■ Exercise instructions
Comb the records below for the string "故排除D项" and copy each line where it turns up.

■ Provided information
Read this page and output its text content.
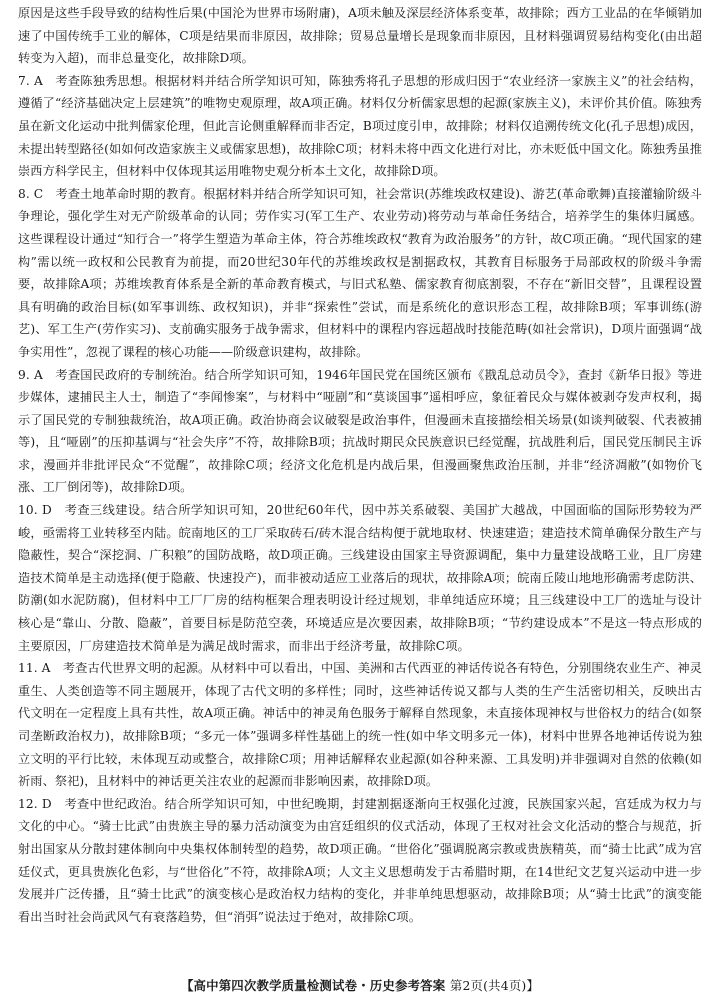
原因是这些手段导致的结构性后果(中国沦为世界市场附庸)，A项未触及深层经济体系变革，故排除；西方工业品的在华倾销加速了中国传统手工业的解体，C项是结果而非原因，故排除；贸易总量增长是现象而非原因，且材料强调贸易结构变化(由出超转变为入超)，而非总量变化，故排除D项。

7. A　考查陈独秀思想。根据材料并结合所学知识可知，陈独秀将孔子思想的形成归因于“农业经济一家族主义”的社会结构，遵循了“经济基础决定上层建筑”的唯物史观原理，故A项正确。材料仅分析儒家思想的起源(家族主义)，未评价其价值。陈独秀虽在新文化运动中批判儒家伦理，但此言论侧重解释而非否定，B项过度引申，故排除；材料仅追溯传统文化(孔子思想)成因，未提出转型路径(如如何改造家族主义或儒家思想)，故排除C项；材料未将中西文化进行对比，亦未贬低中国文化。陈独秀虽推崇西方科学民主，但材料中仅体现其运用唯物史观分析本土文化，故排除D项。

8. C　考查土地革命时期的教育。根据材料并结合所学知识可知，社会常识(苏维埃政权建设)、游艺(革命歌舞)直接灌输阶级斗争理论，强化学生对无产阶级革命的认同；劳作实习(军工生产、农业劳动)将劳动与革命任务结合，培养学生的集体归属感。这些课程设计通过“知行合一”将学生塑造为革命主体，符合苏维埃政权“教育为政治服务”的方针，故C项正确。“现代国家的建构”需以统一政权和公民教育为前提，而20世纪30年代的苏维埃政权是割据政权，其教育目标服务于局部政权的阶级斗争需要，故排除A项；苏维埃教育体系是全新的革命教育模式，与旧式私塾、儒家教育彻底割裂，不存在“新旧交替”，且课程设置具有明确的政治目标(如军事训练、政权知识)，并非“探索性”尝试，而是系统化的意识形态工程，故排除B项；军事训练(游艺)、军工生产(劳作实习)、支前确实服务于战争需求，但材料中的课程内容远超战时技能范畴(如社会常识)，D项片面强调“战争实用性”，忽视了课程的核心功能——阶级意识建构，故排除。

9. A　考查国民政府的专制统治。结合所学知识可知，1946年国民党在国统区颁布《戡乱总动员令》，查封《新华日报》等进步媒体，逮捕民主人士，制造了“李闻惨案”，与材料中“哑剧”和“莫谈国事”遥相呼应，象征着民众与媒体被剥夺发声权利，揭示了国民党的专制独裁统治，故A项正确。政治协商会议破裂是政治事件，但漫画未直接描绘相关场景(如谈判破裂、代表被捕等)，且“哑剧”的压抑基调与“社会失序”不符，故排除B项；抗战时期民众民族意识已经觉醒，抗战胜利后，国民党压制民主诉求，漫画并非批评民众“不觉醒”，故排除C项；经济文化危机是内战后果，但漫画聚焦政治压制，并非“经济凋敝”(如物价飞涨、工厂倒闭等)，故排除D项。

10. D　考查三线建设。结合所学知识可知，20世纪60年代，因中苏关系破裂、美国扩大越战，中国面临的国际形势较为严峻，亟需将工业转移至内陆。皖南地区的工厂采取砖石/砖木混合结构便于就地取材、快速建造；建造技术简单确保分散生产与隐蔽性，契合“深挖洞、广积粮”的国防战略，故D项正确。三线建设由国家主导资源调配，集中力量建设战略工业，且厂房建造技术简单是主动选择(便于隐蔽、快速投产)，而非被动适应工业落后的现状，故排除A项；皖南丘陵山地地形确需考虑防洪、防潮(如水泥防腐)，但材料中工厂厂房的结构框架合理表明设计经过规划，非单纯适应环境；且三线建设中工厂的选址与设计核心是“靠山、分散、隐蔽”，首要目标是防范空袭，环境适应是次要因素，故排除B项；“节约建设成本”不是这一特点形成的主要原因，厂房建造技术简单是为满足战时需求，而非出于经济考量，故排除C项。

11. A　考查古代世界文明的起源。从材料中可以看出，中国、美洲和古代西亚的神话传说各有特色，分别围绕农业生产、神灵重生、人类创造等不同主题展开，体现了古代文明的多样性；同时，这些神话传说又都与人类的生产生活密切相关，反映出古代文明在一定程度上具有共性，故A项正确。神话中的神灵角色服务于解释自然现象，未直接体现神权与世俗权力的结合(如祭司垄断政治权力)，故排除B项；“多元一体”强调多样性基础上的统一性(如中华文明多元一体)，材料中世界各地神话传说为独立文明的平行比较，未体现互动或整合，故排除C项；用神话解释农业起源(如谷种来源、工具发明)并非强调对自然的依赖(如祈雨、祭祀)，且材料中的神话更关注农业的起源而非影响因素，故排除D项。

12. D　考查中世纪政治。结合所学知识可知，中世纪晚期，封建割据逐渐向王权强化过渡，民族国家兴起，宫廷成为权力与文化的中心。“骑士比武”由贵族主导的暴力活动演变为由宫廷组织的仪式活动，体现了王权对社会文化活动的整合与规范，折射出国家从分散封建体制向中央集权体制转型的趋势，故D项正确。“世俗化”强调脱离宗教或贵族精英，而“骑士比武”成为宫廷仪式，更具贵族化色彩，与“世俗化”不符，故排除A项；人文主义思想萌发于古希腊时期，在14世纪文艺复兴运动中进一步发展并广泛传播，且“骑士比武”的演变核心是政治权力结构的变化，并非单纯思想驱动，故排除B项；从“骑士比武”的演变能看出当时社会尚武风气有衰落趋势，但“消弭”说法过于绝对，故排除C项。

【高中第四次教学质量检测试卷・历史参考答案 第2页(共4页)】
...
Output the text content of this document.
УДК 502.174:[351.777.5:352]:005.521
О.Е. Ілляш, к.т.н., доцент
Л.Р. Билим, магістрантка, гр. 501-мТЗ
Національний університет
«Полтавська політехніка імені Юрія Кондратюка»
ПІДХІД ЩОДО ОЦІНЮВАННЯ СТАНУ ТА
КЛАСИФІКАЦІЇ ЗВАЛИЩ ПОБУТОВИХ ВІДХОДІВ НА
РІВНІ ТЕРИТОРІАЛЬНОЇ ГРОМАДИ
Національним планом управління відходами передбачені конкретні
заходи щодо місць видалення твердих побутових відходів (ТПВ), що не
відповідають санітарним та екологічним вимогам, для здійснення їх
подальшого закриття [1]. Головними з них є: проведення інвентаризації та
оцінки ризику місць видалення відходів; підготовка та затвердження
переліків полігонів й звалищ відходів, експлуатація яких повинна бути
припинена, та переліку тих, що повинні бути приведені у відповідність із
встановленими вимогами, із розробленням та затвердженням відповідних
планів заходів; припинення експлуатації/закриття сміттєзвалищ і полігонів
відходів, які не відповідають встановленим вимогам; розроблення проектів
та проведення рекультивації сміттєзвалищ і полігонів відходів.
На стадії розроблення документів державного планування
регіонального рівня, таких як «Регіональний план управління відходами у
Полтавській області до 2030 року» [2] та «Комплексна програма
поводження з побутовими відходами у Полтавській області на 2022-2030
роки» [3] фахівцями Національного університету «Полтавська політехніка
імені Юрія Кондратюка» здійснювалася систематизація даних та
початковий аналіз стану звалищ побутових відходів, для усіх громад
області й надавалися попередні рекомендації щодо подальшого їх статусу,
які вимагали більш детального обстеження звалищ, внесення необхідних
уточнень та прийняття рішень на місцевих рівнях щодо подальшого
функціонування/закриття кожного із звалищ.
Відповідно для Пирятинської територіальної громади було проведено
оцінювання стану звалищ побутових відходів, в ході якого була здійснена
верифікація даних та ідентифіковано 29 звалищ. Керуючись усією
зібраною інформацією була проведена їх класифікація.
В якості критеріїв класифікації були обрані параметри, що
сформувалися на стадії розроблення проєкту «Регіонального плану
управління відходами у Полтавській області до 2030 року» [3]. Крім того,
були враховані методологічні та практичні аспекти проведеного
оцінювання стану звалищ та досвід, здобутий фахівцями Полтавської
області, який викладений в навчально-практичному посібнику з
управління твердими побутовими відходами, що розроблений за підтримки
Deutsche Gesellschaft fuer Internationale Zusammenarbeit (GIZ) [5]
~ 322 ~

■ Output of the exercise
原因是这些手段导致的结构性后果(中国沦为世界市场附庸)，A项未触及深层经济体系变革，故排除；西方工业品的在华倾销加速了中国传统手工业的解体，C项是结果而非原因，故排除；贸易总量增长是现象而非原因，且材料强调贸易结构变化(由出超转变为入超)，而非总量变化，故排除D项。
7. A　考查陈独秀思想。根据材料并结合所学知识可知，陈独秀将孔子思想的形成归因于“农业经济一家族主义”的社会结构，遵循了“经济基础决定上层建筑”的唯物史观原理，故A项正确。材料仅分析儒家思想的起源(家族主义)，未评价其价值。陈独秀虽在新文化运动中批判儒家伦理，但此言论侧重解释而非否定，B项过度引申，故排除；材料仅追溯传统文化(孔子思想)成因，未提出转型路径(如如何改造家族主义或儒家思想)，故排除C项；材料未将中西文化进行对比，亦未贬低中国文化。陈独秀虽推崇西方科学民主，但材料中仅体现其运用唯物史观分析本土文化，故排除D项。
9. A　考查国民政府的专制统治。结合所学知识可知，1946年国民党在国统区颁布《戡乱总动员令》，查封《新华日报》等进步媒体，逮捕民主人士，制造了“李闻惨案”，与材料中“哑剧”和“莫谈国事”遥相呼应，象征着民众与媒体被剥夺发声权利，揭示了国民党的专制独裁统治，故A项正确。政治协商会议破裂是政治事件，但漫画未直接描绘相关场景(如谈判破裂、代表被捕等)，且“哑剧”的压抑基调与“社会失序”不符，故排除B项；抗战时期民众民族意识已经觉醒，抗战胜利后，国民党压制民主诉求，漫画并非批评民众“不觉醒”，故排除C项；经济文化危机是内战后果，但漫画聚焦政治压制，并非“经济凋敝”(如物价飞涨、工厂倒闭等)，故排除D项。
11. A　考查古代世界文明的起源。从材料中可以看出，中国、美洲和古代西亚的神话传说各有特色，分别围绕农业生产、神灵重生、人类创造等不同主题展开，体现了古代文明的多样性；同时，这些神话传说又都与人类的生产生活密切相关，反映出古代文明在一定程度上具有共性，故A项正确。神话中的神灵角色服务于解释自然现象，未直接体现神权与世俗权力的结合(如祭司垄断政治权力)，故排除B项；“多元一体”强调多样性基础上的统一性(如中华文明多元一体)，材料中世界各地神话传说为独立文明的平行比较，未体现互动或整合，故排除C项；用神话解释农业起源(如谷种来源、工具发明)并非强调对自然的依赖(如祈雨、祭祀)，且材料中的神话更关注农业的起源而非影响因素，故排除D项。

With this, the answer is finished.